--- Task goal ---
Retype the whole listing below, character for character.

--- Material provided ---
--------
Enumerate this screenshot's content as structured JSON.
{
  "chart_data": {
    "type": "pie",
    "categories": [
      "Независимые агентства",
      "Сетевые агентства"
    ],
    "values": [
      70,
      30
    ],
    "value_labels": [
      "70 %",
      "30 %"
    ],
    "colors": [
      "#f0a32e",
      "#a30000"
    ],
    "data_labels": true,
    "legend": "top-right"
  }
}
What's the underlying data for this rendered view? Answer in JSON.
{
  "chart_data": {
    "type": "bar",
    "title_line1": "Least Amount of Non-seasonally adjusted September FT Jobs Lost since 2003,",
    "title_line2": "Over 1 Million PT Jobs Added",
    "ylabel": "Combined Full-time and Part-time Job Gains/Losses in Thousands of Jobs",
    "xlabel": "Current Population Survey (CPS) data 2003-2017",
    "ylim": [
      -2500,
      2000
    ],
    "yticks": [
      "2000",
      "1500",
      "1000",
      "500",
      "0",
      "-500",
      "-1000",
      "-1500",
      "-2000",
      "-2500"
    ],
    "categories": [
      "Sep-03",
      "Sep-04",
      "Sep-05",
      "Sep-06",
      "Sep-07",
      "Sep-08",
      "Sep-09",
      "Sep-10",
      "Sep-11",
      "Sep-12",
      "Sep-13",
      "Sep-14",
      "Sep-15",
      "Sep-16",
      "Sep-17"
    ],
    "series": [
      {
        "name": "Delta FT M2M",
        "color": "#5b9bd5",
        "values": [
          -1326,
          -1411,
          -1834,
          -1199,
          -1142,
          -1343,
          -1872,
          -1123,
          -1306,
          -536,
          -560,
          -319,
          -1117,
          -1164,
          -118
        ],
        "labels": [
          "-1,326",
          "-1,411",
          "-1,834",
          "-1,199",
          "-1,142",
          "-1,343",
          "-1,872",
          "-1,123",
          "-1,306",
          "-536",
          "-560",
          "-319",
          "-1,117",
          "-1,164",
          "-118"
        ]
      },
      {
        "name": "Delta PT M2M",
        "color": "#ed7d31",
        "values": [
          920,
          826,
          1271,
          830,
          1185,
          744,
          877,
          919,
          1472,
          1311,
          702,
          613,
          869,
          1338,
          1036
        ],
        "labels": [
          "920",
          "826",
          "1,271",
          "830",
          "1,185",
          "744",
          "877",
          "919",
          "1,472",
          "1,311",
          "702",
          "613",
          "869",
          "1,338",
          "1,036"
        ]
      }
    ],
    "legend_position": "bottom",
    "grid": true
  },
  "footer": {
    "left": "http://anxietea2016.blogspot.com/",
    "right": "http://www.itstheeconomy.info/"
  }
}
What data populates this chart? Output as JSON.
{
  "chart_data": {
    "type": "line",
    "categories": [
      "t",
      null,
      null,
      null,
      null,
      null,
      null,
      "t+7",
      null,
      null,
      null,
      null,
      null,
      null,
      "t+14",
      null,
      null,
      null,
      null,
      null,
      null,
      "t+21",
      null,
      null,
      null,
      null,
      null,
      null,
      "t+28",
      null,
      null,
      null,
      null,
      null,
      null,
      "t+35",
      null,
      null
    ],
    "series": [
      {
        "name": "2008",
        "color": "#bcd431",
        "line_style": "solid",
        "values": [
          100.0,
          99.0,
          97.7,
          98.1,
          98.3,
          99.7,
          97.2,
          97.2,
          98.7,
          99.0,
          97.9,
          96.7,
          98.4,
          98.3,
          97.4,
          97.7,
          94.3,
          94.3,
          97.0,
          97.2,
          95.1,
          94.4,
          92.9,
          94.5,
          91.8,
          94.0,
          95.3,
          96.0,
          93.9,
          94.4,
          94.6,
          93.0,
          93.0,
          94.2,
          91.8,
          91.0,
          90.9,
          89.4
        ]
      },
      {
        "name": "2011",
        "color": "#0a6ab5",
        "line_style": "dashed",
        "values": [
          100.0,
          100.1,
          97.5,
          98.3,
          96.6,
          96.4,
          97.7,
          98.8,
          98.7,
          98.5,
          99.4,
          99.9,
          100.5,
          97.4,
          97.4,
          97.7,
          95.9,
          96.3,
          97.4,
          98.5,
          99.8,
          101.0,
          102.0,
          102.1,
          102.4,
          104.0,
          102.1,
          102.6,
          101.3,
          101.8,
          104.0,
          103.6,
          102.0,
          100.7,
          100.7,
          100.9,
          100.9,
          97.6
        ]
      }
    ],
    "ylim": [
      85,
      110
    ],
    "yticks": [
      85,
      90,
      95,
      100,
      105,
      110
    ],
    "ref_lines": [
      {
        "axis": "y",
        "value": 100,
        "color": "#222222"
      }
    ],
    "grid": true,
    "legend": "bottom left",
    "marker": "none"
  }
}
--------
--- Task result ---
Enumerate this screenshot's content as structured JSON.
{
  "chart_data": {
    "type": "pie",
    "categories": [
      "Независимые агентства",
      "Сетевые агентства"
    ],
    "values": [
      70,
      30
    ],
    "value_labels": [
      "70 %",
      "30 %"
    ],
    "colors": [
      "#f0a32e",
      "#a30000"
    ],
    "data_labels": true,
    "legend": "top-right"
  }
}
What's the underlying data for this rendered view? Answer in JSON.
{
  "chart_data": {
    "type": "bar",
    "title_line1": "Least Amount of Non-seasonally adjusted September FT Jobs Lost since 2003,",
    "title_line2": "Over 1 Million PT Jobs Added",
    "ylabel": "Combined Full-time and Part-time Job Gains/Losses in Thousands of Jobs",
    "xlabel": "Current Population Survey (CPS) data 2003-2017",
    "ylim": [
      -2500,
      2000
    ],
    "yticks": [
      "2000",
      "1500",
      "1000",
      "500",
      "0",
      "-500",
      "-1000",
      "-1500",
      "-2000",
      "-2500"
    ],
    "categories": [
      "Sep-03",
      "Sep-04",
      "Sep-05",
      "Sep-06",
      "Sep-07",
      "Sep-08",
      "Sep-09",
      "Sep-10",
      "Sep-11",
      "Sep-12",
      "Sep-13",
      "Sep-14",
      "Sep-15",
      "Sep-16",
      "Sep-17"
    ],
    "series": [
      {
        "name": "Delta FT M2M",
        "color": "#5b9bd5",
        "values": [
          -1326,
          -1411,
          -1834,
          -1199,
          -1142,
          -1343,
          -1872,
          -1123,
          -1306,
          -536,
          -560,
          -319,
          -1117,
          -1164,
          -118
        ],
        "labels": [
          "-1,326",
          "-1,411",
          "-1,834",
          "-1,199",
          "-1,142",
          "-1,343",
          "-1,872",
          "-1,123",
          "-1,306",
          "-536",
          "-560",
          "-319",
          "-1,117",
          "-1,164",
          "-118"
        ]
      },
      {
        "name": "Delta PT M2M",
        "color": "#ed7d31",
        "values": [
          920,
          826,
          1271,
          830,
          1185,
          744,
          877,
          919,
          1472,
          1311,
          702,
          613,
          869,
          1338,
          1036
        ],
        "labels": [
          "920",
          "826",
          "1,271",
          "830",
          "1,185",
          "744",
          "877",
          "919",
          "1,472",
          "1,311",
          "702",
          "613",
          "869",
          "1,338",
          "1,036"
        ]
      }
    ],
    "legend_position": "bottom",
    "grid": true
  },
  "footer": {
    "left": "http://anxietea2016.blogspot.com/",
    "right": "http://www.itstheeconomy.info/"
  }
}
What data populates this chart? Output as JSON.
{
  "chart_data": {
    "type": "line",
    "categories": [
      "t",
      null,
      null,
      null,
      null,
      null,
      null,
      "t+7",
      null,
      null,
      null,
      null,
      null,
      null,
      "t+14",
      null,
      null,
      null,
      null,
      null,
      null,
      "t+21",
      null,
      null,
      null,
      null,
      null,
      null,
      "t+28",
      null,
      null,
      null,
      null,
      null,
      null,
      "t+35",
      null,
      null
    ],
    "series": [
      {
        "name": "2008",
        "color": "#bcd431",
        "line_style": "solid",
        "values": [
          100.0,
          99.0,
          97.7,
          98.1,
          98.3,
          99.7,
          97.2,
          97.2,
          98.7,
          99.0,
          97.9,
          96.7,
          98.4,
          98.3,
          97.4,
          97.7,
          94.3,
          94.3,
          97.0,
          97.2,
          95.1,
          94.4,
          92.9,
          94.5,
          91.8,
          94.0,
          95.3,
          96.0,
          93.9,
          94.4,
          94.6,
          93.0,
          93.0,
          94.2,
          91.8,
          91.0,
          90.9,
          89.4
        ]
      },
      {
        "name": "2011",
        "color": "#0a6ab5",
        "line_style": "dashed",
        "values": [
          100.0,
          100.1,
          97.5,
          98.3,
          96.6,
          96.4,
          97.7,
          98.8,
          98.7,
          98.5,
          99.4,
          99.9,
          100.5,
          97.4,
          97.4,
          97.7,
          95.9,
          96.3,
          97.4,
          98.5,
          99.8,
          101.0,
          102.0,
          102.1,
          102.4,
          104.0,
          102.1,
          102.6,
          101.3,
          101.8,
          104.0,
          103.6,
          102.0,
          100.7,
          100.7,
          100.9,
          100.9,
          97.6
        ]
      }
    ],
    "ylim": [
      85,
      110
    ],
    "yticks": [
      85,
      90,
      95,
      100,
      105,
      110
    ],
    "ref_lines": [
      {
        "axis": "y",
        "value": 100,
        "color": "#222222"
      }
    ],
    "grid": true,
    "legend": "bottom left",
    "marker": "none"
  }
}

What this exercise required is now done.